## begin Document section

Information Statement Pursuant to Rules 13d-1 and 13d-2
Under the Securities Exchange Act of 1934
 (Amendment No.  )*

Federal-Mogul Corporation
 (Name of Issuer)

Common Stock
 (Title of Class of Securities)

313549107
 (CUSIP Number)

December 8, 2000
(Date of Event Which Requires Filing of This Statement)

Check the appropriate box to designate the rule pursuant to which
this Schedule is filed:

/ /  Rule 13d-1(b)
/X/  Rule 13d-1(c)
/ /  Rule 13d-1(d)

*The remainder of this cover page shall be filled out for a reporting
person's initial filing on this form with respect to the subject class of
securities, and for any subsequent amendment containing information which
would alter disclosures provided in a prior cover page.

The information required on the remainder of this cover page shall not be
deemed to be "filed" for the purpose of Section 18 of the Securities
Exchange Act of 1934 ("Act") or otherwise subject to the liabilities of
that section of the Act but shall be subject to all other provisions of
the Act (however, see the Notes).

**The total number of shares reported herein is 4,376,285 shares, which
constitutes approximately 5.8% of the 74,885,700 shares of Stock deemed
outstanding pursuant to Rule 13d-3(d)(1)(i) under the Act. Unless
otherwise stated, all ownership percentages set forth herein assume that
there are 70,509,415 shares outstanding.






<PAGE>

CUSIP No. 313549107

1.	Name of Reporting Person:

	Amalgamated Gadget, L.P.

2.	Check the Appropriate Box if a Member of a Group:
 (a) / /

 (b) / /
3.	SEC Use Only

4.	Citizenship or Place of Organization: Texas

5.	Sole Voting Power:	-0-
Number of
Shares
Beneficially	6.	Shared Voting Power: -0-
Owned By
Each
Reporting		7.	Sole Dispositive Power: -0-
Person
With
8.	Shared Dispositive Power: -0-

9.	Aggregate Amount Beneficially Owned by Each Reporting Person:

4,376,285 (1) (2)

## end Document section
## begin Records shown

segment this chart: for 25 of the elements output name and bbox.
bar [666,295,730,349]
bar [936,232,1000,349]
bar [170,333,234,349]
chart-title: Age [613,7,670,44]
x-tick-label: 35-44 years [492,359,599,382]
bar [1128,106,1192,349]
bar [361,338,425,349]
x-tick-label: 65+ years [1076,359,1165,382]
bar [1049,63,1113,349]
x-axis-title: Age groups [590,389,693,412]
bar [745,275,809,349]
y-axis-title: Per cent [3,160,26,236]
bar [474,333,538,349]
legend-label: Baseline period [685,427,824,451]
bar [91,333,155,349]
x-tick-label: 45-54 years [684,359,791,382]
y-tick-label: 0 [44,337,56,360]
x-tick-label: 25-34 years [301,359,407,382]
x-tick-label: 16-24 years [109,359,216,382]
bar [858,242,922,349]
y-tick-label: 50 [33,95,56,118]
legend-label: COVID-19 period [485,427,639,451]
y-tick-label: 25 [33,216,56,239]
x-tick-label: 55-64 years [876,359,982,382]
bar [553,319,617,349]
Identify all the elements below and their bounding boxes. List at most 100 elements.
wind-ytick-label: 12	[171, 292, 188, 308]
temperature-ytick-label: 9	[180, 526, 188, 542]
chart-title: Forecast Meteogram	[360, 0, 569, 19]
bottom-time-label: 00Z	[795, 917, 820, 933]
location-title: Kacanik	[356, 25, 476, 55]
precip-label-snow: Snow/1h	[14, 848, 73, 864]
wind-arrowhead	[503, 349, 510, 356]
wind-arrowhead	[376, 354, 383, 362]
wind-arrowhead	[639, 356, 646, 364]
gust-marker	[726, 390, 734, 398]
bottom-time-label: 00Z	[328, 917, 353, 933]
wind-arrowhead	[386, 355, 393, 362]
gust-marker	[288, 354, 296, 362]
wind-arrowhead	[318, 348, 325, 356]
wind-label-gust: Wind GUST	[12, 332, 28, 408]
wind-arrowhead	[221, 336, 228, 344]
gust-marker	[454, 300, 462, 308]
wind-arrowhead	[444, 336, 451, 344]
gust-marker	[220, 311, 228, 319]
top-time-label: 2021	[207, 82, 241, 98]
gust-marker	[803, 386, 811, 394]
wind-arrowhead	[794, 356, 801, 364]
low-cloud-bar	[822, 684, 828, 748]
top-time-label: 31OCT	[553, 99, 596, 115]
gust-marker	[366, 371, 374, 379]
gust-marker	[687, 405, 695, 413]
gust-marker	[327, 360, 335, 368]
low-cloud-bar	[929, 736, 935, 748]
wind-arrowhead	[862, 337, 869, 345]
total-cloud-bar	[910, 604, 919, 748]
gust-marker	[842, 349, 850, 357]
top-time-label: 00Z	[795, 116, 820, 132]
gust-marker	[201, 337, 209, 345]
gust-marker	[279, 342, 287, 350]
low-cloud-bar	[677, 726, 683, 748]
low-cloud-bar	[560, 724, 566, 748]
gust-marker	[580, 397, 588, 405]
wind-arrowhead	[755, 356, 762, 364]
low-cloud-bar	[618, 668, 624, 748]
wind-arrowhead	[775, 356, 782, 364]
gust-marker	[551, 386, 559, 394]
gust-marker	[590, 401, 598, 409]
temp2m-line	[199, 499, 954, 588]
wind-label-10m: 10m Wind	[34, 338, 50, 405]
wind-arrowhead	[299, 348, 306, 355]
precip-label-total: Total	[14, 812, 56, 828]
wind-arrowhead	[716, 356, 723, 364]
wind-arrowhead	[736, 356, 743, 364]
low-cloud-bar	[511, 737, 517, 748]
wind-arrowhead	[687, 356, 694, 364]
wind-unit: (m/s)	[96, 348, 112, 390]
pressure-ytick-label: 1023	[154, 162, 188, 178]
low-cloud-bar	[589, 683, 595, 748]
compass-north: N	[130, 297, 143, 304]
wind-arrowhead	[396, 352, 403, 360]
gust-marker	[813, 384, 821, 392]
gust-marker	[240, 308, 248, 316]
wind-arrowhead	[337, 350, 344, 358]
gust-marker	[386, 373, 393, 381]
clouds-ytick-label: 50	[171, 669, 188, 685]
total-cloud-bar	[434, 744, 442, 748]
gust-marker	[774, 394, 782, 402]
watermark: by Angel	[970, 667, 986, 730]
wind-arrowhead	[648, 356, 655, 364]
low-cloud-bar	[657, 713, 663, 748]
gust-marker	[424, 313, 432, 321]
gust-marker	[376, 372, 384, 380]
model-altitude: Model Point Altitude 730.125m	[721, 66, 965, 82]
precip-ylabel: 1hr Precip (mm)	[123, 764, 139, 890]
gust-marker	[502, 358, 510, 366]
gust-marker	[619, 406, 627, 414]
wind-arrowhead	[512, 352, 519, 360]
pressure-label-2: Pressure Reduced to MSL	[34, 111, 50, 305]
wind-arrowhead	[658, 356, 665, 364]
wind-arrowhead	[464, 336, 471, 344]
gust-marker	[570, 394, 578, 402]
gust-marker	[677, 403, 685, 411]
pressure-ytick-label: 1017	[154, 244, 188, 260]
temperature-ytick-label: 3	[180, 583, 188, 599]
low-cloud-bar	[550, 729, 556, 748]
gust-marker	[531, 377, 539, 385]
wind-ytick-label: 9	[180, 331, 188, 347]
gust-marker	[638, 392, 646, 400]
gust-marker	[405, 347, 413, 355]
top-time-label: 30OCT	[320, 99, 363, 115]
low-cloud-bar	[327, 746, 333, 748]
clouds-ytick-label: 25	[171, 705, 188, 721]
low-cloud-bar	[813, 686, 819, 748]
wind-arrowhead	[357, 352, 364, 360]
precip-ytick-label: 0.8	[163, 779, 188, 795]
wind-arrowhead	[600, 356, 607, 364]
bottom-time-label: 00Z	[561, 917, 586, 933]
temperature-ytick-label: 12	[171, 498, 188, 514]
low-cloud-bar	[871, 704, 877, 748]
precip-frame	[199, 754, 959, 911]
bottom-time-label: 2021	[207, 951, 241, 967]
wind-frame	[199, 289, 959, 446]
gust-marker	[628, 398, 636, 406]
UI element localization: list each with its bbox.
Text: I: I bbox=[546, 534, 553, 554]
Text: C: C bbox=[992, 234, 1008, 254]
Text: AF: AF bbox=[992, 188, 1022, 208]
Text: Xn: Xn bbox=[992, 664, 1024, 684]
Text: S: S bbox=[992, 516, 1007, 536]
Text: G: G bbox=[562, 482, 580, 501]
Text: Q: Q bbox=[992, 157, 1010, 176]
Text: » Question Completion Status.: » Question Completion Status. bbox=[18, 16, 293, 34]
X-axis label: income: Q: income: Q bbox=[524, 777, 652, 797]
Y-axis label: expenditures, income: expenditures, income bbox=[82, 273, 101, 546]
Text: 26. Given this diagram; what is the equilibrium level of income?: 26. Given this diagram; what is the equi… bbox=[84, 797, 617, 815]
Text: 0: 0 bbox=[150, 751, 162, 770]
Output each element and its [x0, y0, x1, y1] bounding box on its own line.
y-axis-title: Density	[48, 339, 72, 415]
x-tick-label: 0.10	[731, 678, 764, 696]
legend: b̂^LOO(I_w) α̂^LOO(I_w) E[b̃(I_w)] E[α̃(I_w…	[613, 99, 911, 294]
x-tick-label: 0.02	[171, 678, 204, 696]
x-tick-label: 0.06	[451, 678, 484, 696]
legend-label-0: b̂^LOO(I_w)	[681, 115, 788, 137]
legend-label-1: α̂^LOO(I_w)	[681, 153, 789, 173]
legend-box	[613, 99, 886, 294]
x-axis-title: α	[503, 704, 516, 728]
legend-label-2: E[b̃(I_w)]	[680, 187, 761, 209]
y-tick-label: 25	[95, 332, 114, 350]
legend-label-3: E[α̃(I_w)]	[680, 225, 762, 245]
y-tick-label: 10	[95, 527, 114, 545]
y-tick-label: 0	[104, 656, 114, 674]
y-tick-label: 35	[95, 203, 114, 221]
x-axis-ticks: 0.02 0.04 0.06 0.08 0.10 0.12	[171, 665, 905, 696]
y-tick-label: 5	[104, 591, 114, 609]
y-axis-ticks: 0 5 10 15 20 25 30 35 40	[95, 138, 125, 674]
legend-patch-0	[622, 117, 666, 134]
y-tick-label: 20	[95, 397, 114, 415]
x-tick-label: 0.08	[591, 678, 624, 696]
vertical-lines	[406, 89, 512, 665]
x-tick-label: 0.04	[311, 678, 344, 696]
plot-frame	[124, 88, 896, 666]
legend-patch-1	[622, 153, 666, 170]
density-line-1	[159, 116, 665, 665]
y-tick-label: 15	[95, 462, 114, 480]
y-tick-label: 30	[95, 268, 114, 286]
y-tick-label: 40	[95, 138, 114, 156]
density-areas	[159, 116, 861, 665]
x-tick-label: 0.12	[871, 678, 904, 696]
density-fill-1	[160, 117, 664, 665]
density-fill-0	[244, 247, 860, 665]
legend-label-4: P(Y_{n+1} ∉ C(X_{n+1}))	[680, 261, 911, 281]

## end Records shown

Exercise instructions |
a – Answer these questions from the filing:
(i) Which company is named as the issuer?
(ii) Which rule's box is marked as the one under which the schedule is filed?
(iii) What citizenship or place of organization is given for the reporting person?
b – Transcribe a passage of the filing, beginning at the words that have "Check the appropriate box to" and stopping after "prior cover page.".

Expected answers |
a –
(i) Federal-Mogul Corporation
(ii) Rule 13d-1(c)
(iii) Texas

b –
Check the appropriate box to designate the rule pursuant to which
this Schedule is filed:

/ /  Rule 13d-1(b)
/X/  Rule 13d-1(c)
/ /  Rule 13d-1(d)

*The remainder of this cover page shall be filled out for a reporting
person's initial filing on this form with respect to the subject class of
securities, and for any subsequent amendment containing information which
would alter disclosures provided in a prior cover page.